■ **Written task**
Copy every line of the data below unchanged, leaving out the pictures.
--------------------------------------------------
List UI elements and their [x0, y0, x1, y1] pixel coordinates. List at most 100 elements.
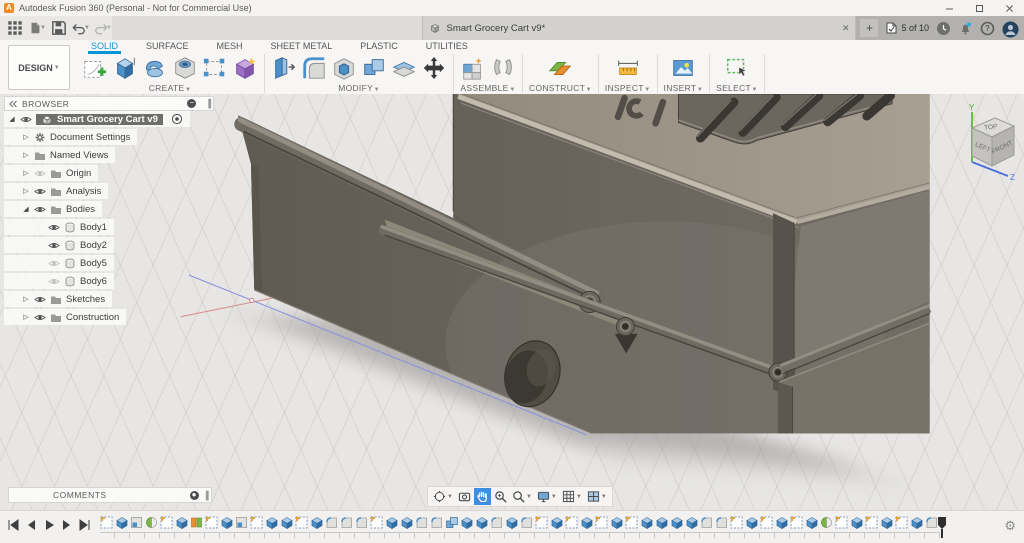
node-label[interactable]: Body6: [80, 276, 107, 287]
select-icon[interactable]: [724, 55, 750, 81]
insert-image-icon[interactable]: [670, 55, 696, 81]
timeline-shell-icon[interactable]: [235, 516, 248, 529]
viewport-3d[interactable]: BROWSER − ▐ ◢ Smart Grocery Cart v9 ▷ Docum…: [0, 94, 1024, 510]
timeline-settings-gear-icon[interactable]: ⚙: [1004, 519, 1016, 532]
node-label[interactable]: Named Views: [50, 150, 108, 161]
timeline-extrude-icon[interactable]: [685, 516, 698, 529]
expander-closed-icon[interactable]: ▷: [22, 151, 30, 159]
timeline-extrude-icon[interactable]: [475, 516, 488, 529]
node[interactable]: Sketches: [50, 294, 105, 305]
expander-closed-icon[interactable]: ▷: [22, 169, 30, 177]
maximize-icon[interactable]: [964, 1, 994, 16]
browser-row-body5[interactable]: Body5: [4, 255, 114, 271]
expander-closed-icon[interactable]: ▷: [22, 313, 30, 321]
ribbon-tab-solid[interactable]: SOLID: [88, 40, 122, 54]
timeline-skip-start-icon[interactable]: [6, 518, 20, 532]
visibility-eye-icon[interactable]: [34, 205, 46, 214]
ribbon-group-label[interactable]: INSERT ▼: [664, 83, 704, 93]
node[interactable]: Construction: [50, 312, 119, 323]
press-pull-icon[interactable]: [271, 55, 297, 81]
timeline-mirror-icon[interactable]: [145, 516, 158, 529]
timeline-sketch-icon[interactable]: [295, 516, 308, 529]
construct-plane-icon[interactable]: [547, 55, 573, 81]
timeline-extrude-icon[interactable]: [655, 516, 668, 529]
timeline-extrude-icon[interactable]: [640, 516, 653, 529]
nav-orbit-icon[interactable]: ▼: [431, 488, 455, 505]
visibility-eye-icon[interactable]: [34, 187, 46, 196]
timeline-fillet-icon[interactable]: [520, 516, 533, 529]
ribbon-tab-mesh[interactable]: MESH: [214, 40, 246, 54]
browser-row-body6[interactable]: Body6: [4, 273, 114, 289]
apps-grid-icon[interactable]: [6, 19, 24, 37]
view-cube-body[interactable]: TOP LEFT FRONT: [970, 117, 1016, 167]
node-label[interactable]: Bodies: [66, 204, 95, 215]
timeline-fillet-icon[interactable]: [430, 516, 443, 529]
expander-open-icon[interactable]: ◢: [22, 205, 30, 213]
node-label[interactable]: Origin: [66, 168, 91, 179]
browser-row-bodies[interactable]: ◢ Bodies: [4, 201, 103, 217]
job-status[interactable]: 5 of 10: [885, 22, 929, 34]
browser-row-smart-grocery-cart-v9[interactable]: ◢ Smart Grocery Cart v9: [4, 111, 190, 127]
workspace-selector[interactable]: DESIGN ▼: [8, 45, 70, 90]
visibility-eye-icon[interactable]: [34, 313, 46, 322]
timeline-extrude-icon[interactable]: [880, 516, 893, 529]
timeline-sketch-icon[interactable]: [205, 516, 218, 529]
visibility-eye-icon[interactable]: [34, 295, 46, 304]
timeline-combine-icon[interactable]: [445, 516, 458, 529]
timeline-extrude-icon[interactable]: [460, 516, 473, 529]
node[interactable]: Analysis: [50, 186, 101, 197]
timeline-fillet-icon[interactable]: [340, 516, 353, 529]
timeline-extrude-icon[interactable]: [850, 516, 863, 529]
timeline-sketch-icon[interactable]: [790, 516, 803, 529]
form-box-icon[interactable]: [202, 55, 228, 81]
timeline-extrude-icon[interactable]: [220, 516, 233, 529]
timeline-extrude-icon[interactable]: [400, 516, 413, 529]
timeline-shell-icon[interactable]: [130, 516, 143, 529]
timeline-step-back-icon[interactable]: [24, 518, 38, 532]
node-label[interactable]: Body1: [80, 222, 107, 233]
node[interactable]: Body1: [64, 222, 107, 233]
timeline-sketch-icon[interactable]: [625, 516, 638, 529]
panel-options-icon[interactable]: −: [187, 99, 197, 108]
redo-icon[interactable]: ▼: [94, 19, 112, 37]
nav-fit-icon[interactable]: ▼: [510, 488, 534, 505]
node[interactable]: Bodies: [50, 204, 95, 215]
visibility-eye-icon[interactable]: [48, 241, 60, 250]
node-label[interactable]: Sketches: [66, 294, 105, 305]
nav-look-at-icon[interactable]: [456, 488, 473, 505]
create-form-icon[interactable]: [232, 55, 258, 81]
timeline-fillet-icon[interactable]: [355, 516, 368, 529]
browser-row-body1[interactable]: Body1: [4, 219, 114, 235]
browser-row-document-settings[interactable]: ▷ Document Settings: [4, 129, 138, 145]
browser-header[interactable]: BROWSER − ▐: [4, 96, 214, 111]
browser-row-construction[interactable]: ▷ Construction: [4, 309, 127, 325]
expander-closed-icon[interactable]: ▷: [22, 133, 30, 141]
new-component-icon[interactable]: [460, 55, 486, 81]
ribbon-group-label[interactable]: ASSEMBLE ▼: [460, 83, 515, 93]
tab-close-icon[interactable]: ✕: [842, 23, 850, 34]
view-cube[interactable]: Y Z TOP LEFT FRONT: [950, 100, 1022, 182]
timeline-mirror-icon[interactable]: [190, 516, 203, 529]
node-label[interactable]: Document Settings: [50, 132, 130, 143]
close-icon[interactable]: [994, 1, 1024, 16]
timeline-marker[interactable]: [936, 515, 948, 539]
timeline-step-forward-icon[interactable]: [60, 518, 74, 532]
node[interactable]: Origin: [50, 168, 91, 179]
undo-icon[interactable]: ▼: [72, 19, 90, 37]
new-tab-button[interactable]: +: [860, 19, 879, 37]
timeline-extrude-icon[interactable]: [745, 516, 758, 529]
timeline-fillet-icon[interactable]: [700, 516, 713, 529]
timeline-sketch-icon[interactable]: [895, 516, 908, 529]
timeline-extrude-icon[interactable]: [505, 516, 518, 529]
ribbon-group-label[interactable]: CONSTRUCT ▼: [529, 83, 592, 93]
fillet-icon[interactable]: [301, 55, 327, 81]
timeline-extrude-icon[interactable]: [265, 516, 278, 529]
ribbon-group-label[interactable]: SELECT ▼: [716, 83, 758, 93]
timeline-extrude-icon[interactable]: [385, 516, 398, 529]
timeline-fillet-icon[interactable]: [490, 516, 503, 529]
timeline-sketch-icon[interactable]: [370, 516, 383, 529]
ribbon-group-label[interactable]: INSPECT ▼: [605, 83, 651, 93]
ribbon-tab-surface[interactable]: SURFACE: [143, 40, 192, 54]
timeline-sketch-icon[interactable]: [535, 516, 548, 529]
timeline-sketch-icon[interactable]: [835, 516, 848, 529]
--------------------------------------------------
■ **Correct response**
List UI elements and their [x0, y0, x1, y1] pixel coordinates. List at most 100 elements.
node-label[interactable]: Body6: [80, 276, 107, 287]
select-icon[interactable]: [724, 55, 750, 81]
insert-image-icon[interactable]: [670, 55, 696, 81]
timeline-shell-icon[interactable]: [235, 516, 248, 529]
viewport-3d[interactable]: BROWSER − ▐ ◢ Smart Grocery Cart v9 ▷ Docum…: [0, 94, 1024, 510]
timeline-settings-gear-icon[interactable]: ⚙: [1004, 519, 1016, 532]
node-label[interactable]: Named Views: [50, 150, 108, 161]
timeline-extrude-icon[interactable]: [685, 516, 698, 529]
expander-closed-icon[interactable]: ▷: [22, 151, 30, 159]
timeline-extrude-icon[interactable]: [475, 516, 488, 529]
node[interactable]: Sketches: [50, 294, 105, 305]
expander-closed-icon[interactable]: ▷: [22, 169, 30, 177]
maximize-icon[interactable]: [964, 1, 994, 16]
browser-row-body5[interactable]: Body5: [4, 255, 114, 271]
expander-closed-icon[interactable]: ▷: [22, 313, 30, 321]
ribbon-tab-solid[interactable]: SOLID: [88, 40, 122, 54]
timeline-skip-start-icon[interactable]: [6, 518, 20, 532]
visibility-eye-icon[interactable]: [34, 205, 46, 214]
ribbon-group-label[interactable]: INSERT ▼: [664, 83, 704, 93]
node[interactable]: Construction: [50, 312, 119, 323]
press-pull-icon[interactable]: [271, 55, 297, 81]
timeline-mirror-icon[interactable]: [145, 516, 158, 529]
timeline-sketch-icon[interactable]: [295, 516, 308, 529]
construct-plane-icon[interactable]: [547, 55, 573, 81]
timeline-extrude-icon[interactable]: [655, 516, 668, 529]
timeline-extrude-icon[interactable]: [640, 516, 653, 529]
nav-orbit-icon[interactable]: ▼: [431, 488, 455, 505]
visibility-eye-icon[interactable]: [34, 187, 46, 196]
timeline-fillet-icon[interactable]: [520, 516, 533, 529]
ribbon-tab-mesh[interactable]: MESH: [214, 40, 246, 54]
browser-row-body6[interactable]: Body6: [4, 273, 114, 289]
apps-grid-icon[interactable]: [6, 19, 24, 37]
view-cube-body[interactable]: TOP LEFT FRONT: [970, 117, 1016, 167]
node-label[interactable]: Bodies: [66, 204, 95, 215]
timeline-fillet-icon[interactable]: [430, 516, 443, 529]
expander-open-icon[interactable]: ◢: [22, 205, 30, 213]
node-label[interactable]: Origin: [66, 168, 91, 179]
browser-row-bodies[interactable]: ◢ Bodies: [4, 201, 103, 217]
job-status[interactable]: 5 of 10: [885, 22, 929, 34]
browser-row-smart-grocery-cart-v9[interactable]: ◢ Smart Grocery Cart v9: [4, 111, 190, 127]
workspace-selector[interactable]: DESIGN ▼: [8, 45, 70, 90]
visibility-eye-icon[interactable]: [34, 313, 46, 322]
timeline-extrude-icon[interactable]: [880, 516, 893, 529]
timeline-sketch-icon[interactable]: [205, 516, 218, 529]
visibility-eye-icon[interactable]: [34, 295, 46, 304]
timeline-combine-icon[interactable]: [445, 516, 458, 529]
timeline-extrude-icon[interactable]: [460, 516, 473, 529]
node[interactable]: Analysis: [50, 186, 101, 197]
timeline-fillet-icon[interactable]: [340, 516, 353, 529]
timeline-extrude-icon[interactable]: [850, 516, 863, 529]
timeline-sketch-icon[interactable]: [790, 516, 803, 529]
form-box-icon[interactable]: [202, 55, 228, 81]
timeline-extrude-icon[interactable]: [220, 516, 233, 529]
timeline-extrude-icon[interactable]: [400, 516, 413, 529]
timeline-shell-icon[interactable]: [130, 516, 143, 529]
timeline-step-back-icon[interactable]: [24, 518, 38, 532]
node-label[interactable]: Body1: [80, 222, 107, 233]
node[interactable]: Body1: [64, 222, 107, 233]
timeline-sketch-icon[interactable]: [625, 516, 638, 529]
panel-options-icon[interactable]: −: [187, 99, 197, 108]
redo-icon[interactable]: ▼: [94, 19, 112, 37]
nav-fit-icon[interactable]: ▼: [510, 488, 534, 505]
node[interactable]: Bodies: [50, 204, 95, 215]
visibility-eye-icon[interactable]: [48, 241, 60, 250]
node-label[interactable]: Sketches: [66, 294, 105, 305]
nav-look-at-icon[interactable]: [456, 488, 473, 505]
create-form-icon[interactable]: [232, 55, 258, 81]
timeline-fillet-icon[interactable]: [355, 516, 368, 529]
browser-row-body1[interactable]: Body1: [4, 219, 114, 235]
browser-row-document-settings[interactable]: ▷ Document Settings: [4, 129, 138, 145]
browser-header[interactable]: BROWSER − ▐: [4, 96, 214, 111]
browser-row-construction[interactable]: ▷ Construction: [4, 309, 127, 325]
expander-closed-icon[interactable]: ▷: [22, 133, 30, 141]
new-component-icon[interactable]: [460, 55, 486, 81]
ribbon-group-label[interactable]: ASSEMBLE ▼: [460, 83, 515, 93]
tab-close-icon[interactable]: ✕: [842, 23, 850, 34]
view-cube[interactable]: Y Z TOP LEFT FRONT: [950, 100, 1022, 182]
timeline-mirror-icon[interactable]: [190, 516, 203, 529]
node-label[interactable]: Document Settings: [50, 132, 130, 143]
close-icon[interactable]: [994, 1, 1024, 16]
timeline-marker[interactable]: [936, 515, 948, 539]
timeline-step-forward-icon[interactable]: [60, 518, 74, 532]
node[interactable]: Origin: [50, 168, 91, 179]
undo-icon[interactable]: ▼: [72, 19, 90, 37]
new-tab-button[interactable]: +: [860, 19, 879, 37]
timeline-extrude-icon[interactable]: [745, 516, 758, 529]
timeline-fillet-icon[interactable]: [700, 516, 713, 529]
timeline-sketch-icon[interactable]: [895, 516, 908, 529]
timeline-extrude-icon[interactable]: [505, 516, 518, 529]
ribbon-group-label[interactable]: CONSTRUCT ▼: [529, 83, 592, 93]
fillet-icon[interactable]: [301, 55, 327, 81]
timeline-extrude-icon[interactable]: [265, 516, 278, 529]
ribbon-group-label[interactable]: SELECT ▼: [716, 83, 758, 93]
timeline-extrude-icon[interactable]: [385, 516, 398, 529]
timeline-fillet-icon[interactable]: [490, 516, 503, 529]
timeline-sketch-icon[interactable]: [370, 516, 383, 529]
ribbon-group-label[interactable]: INSPECT ▼: [605, 83, 651, 93]
ribbon-tab-surface[interactable]: SURFACE: [143, 40, 192, 54]
timeline-sketch-icon[interactable]: [535, 516, 548, 529]
timeline-sketch-icon[interactable]: [835, 516, 848, 529]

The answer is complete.